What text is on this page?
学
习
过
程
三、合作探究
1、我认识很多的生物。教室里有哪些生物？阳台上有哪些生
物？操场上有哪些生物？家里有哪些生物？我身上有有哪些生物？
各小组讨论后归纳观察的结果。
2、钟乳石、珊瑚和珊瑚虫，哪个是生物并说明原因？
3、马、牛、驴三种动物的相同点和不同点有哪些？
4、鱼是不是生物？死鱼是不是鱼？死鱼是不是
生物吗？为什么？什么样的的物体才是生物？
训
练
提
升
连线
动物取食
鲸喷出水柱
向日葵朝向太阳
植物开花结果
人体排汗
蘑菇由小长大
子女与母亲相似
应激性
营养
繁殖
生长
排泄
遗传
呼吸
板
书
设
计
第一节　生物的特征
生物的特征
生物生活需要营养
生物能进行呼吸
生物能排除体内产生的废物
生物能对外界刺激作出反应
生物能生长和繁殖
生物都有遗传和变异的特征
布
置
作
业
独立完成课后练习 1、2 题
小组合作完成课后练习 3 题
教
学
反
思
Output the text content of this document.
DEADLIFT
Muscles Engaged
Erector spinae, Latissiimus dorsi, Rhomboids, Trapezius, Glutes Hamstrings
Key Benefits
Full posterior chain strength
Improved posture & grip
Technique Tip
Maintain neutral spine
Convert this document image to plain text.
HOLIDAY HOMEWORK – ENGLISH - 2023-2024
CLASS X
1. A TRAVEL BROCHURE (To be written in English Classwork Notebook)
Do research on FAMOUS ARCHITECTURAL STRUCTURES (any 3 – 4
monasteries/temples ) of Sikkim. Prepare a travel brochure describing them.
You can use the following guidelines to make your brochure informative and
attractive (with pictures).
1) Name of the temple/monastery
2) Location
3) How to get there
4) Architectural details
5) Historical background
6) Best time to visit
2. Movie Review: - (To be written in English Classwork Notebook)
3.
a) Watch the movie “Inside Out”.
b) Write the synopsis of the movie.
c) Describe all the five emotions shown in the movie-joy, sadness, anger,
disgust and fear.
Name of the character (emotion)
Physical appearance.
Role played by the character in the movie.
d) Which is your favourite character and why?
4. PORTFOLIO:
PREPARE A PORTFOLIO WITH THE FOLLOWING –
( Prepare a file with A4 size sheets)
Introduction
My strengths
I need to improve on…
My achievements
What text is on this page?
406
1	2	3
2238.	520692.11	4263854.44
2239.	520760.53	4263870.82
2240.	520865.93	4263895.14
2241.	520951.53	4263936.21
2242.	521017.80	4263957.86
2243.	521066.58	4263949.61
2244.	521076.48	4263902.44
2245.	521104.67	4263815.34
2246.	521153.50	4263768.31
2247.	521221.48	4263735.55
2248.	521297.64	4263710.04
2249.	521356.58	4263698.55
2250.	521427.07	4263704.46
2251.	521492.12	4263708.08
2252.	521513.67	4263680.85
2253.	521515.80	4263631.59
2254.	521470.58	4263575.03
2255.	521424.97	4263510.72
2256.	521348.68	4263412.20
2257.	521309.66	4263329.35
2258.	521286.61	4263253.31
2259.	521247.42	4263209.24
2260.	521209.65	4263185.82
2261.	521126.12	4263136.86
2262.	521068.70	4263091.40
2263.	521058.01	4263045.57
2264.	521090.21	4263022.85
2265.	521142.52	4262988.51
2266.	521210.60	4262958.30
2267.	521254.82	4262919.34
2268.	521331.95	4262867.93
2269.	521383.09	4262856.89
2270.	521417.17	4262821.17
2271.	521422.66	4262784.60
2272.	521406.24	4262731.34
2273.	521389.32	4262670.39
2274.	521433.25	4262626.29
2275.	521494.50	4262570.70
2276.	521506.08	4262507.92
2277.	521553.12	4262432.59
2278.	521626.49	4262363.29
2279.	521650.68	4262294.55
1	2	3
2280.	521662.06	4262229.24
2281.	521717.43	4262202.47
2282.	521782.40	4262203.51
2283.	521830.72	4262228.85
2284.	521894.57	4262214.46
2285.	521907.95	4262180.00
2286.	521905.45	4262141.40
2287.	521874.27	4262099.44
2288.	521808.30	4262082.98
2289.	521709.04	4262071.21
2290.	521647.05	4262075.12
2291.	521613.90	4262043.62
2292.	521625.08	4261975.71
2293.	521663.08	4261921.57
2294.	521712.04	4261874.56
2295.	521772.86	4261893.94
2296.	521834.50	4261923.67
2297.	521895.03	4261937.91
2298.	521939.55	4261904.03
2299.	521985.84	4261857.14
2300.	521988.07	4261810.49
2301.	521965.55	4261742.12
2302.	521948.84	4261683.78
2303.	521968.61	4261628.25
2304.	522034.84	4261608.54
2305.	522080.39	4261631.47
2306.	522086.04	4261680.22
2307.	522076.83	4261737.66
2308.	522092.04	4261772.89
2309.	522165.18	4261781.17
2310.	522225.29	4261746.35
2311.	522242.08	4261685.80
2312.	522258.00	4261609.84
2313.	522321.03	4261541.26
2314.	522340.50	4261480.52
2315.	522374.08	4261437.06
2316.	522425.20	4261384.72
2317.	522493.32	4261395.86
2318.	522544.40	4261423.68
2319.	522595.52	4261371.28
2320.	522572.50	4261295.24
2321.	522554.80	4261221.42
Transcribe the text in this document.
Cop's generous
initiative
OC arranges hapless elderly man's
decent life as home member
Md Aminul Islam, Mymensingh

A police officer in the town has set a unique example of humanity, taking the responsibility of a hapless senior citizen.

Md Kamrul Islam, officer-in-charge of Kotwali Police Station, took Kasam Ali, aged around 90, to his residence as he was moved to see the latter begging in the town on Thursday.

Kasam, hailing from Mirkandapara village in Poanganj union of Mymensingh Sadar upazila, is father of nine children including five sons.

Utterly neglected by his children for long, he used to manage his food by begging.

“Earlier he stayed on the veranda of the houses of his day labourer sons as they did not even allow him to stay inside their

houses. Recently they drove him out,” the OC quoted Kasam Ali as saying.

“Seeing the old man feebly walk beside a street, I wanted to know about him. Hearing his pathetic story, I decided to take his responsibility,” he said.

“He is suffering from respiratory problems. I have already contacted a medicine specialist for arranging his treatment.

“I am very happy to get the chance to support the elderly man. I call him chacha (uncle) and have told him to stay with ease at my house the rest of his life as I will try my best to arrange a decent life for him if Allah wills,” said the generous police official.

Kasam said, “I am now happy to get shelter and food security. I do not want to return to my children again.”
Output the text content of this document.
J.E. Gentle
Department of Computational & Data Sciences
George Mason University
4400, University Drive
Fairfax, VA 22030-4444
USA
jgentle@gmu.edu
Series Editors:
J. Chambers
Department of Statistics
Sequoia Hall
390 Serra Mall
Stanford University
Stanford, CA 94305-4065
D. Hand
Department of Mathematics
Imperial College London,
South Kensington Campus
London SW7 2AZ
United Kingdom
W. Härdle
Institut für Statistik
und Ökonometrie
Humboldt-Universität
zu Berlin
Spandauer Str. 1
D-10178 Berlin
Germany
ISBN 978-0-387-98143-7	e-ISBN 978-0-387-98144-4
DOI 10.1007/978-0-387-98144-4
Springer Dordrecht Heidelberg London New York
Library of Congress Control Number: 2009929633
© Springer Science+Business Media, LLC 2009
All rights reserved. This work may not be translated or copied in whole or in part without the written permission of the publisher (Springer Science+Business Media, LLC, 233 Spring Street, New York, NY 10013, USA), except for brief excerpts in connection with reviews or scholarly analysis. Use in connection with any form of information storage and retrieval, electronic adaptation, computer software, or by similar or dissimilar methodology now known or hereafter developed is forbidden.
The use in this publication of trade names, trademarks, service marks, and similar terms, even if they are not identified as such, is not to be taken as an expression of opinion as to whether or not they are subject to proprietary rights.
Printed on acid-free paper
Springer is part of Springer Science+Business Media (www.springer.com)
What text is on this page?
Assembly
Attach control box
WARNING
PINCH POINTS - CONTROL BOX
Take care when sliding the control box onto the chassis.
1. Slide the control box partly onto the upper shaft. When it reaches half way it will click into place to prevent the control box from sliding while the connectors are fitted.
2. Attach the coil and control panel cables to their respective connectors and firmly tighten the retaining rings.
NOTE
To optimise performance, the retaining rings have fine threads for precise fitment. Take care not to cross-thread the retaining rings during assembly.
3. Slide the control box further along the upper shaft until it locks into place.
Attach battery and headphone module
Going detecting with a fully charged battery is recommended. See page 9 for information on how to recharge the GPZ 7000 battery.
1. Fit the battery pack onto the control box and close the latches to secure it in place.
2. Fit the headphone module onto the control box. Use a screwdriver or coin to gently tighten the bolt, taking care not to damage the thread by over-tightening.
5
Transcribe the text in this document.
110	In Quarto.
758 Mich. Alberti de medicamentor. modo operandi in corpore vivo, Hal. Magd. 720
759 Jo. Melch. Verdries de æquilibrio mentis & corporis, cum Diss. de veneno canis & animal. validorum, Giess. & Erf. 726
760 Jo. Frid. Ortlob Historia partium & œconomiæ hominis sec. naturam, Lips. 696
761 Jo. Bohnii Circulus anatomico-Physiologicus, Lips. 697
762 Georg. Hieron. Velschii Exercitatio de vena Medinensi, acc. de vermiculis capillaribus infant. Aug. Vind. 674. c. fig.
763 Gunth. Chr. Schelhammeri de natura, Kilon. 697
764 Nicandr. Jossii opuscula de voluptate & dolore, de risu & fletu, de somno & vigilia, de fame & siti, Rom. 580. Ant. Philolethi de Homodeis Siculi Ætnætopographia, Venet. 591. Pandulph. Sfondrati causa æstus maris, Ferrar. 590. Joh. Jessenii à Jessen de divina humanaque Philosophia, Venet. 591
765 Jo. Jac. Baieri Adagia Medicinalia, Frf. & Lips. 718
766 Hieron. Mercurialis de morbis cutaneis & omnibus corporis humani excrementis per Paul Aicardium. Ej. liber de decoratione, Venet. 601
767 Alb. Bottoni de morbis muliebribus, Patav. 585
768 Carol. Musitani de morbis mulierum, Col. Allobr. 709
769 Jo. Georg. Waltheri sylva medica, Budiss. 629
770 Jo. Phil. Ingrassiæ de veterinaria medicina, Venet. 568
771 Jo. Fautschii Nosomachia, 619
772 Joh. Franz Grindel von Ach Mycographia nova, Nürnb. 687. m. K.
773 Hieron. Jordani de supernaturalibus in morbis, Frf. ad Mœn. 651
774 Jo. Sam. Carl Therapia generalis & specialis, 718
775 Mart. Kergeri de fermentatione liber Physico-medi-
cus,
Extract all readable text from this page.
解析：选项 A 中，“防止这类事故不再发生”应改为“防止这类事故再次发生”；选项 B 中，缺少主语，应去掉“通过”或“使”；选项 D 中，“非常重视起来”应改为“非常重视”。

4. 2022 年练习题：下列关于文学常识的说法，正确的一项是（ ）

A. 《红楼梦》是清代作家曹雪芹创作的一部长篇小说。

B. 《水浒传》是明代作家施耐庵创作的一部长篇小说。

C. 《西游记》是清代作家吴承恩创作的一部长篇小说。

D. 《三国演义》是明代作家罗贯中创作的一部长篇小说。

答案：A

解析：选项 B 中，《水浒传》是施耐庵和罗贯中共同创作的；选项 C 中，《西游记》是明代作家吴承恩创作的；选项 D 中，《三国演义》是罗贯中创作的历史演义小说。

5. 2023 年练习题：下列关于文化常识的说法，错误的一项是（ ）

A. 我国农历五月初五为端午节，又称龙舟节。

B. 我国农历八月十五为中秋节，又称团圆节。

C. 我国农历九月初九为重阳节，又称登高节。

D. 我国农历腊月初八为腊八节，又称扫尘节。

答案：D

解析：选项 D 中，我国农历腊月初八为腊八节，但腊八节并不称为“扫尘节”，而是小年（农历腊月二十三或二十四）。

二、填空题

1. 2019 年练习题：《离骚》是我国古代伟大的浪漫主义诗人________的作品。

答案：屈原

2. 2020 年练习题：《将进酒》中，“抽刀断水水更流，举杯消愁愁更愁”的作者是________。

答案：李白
--------
• _GOAL_: Search the records for the word "hapless", then list every line that has it.

• _RESULT OF THE EXERCISE_:
OC arranges hapless elderly man's
A police officer in the town has set a unique example of humanity, taking the responsibility of a hapless senior citizen.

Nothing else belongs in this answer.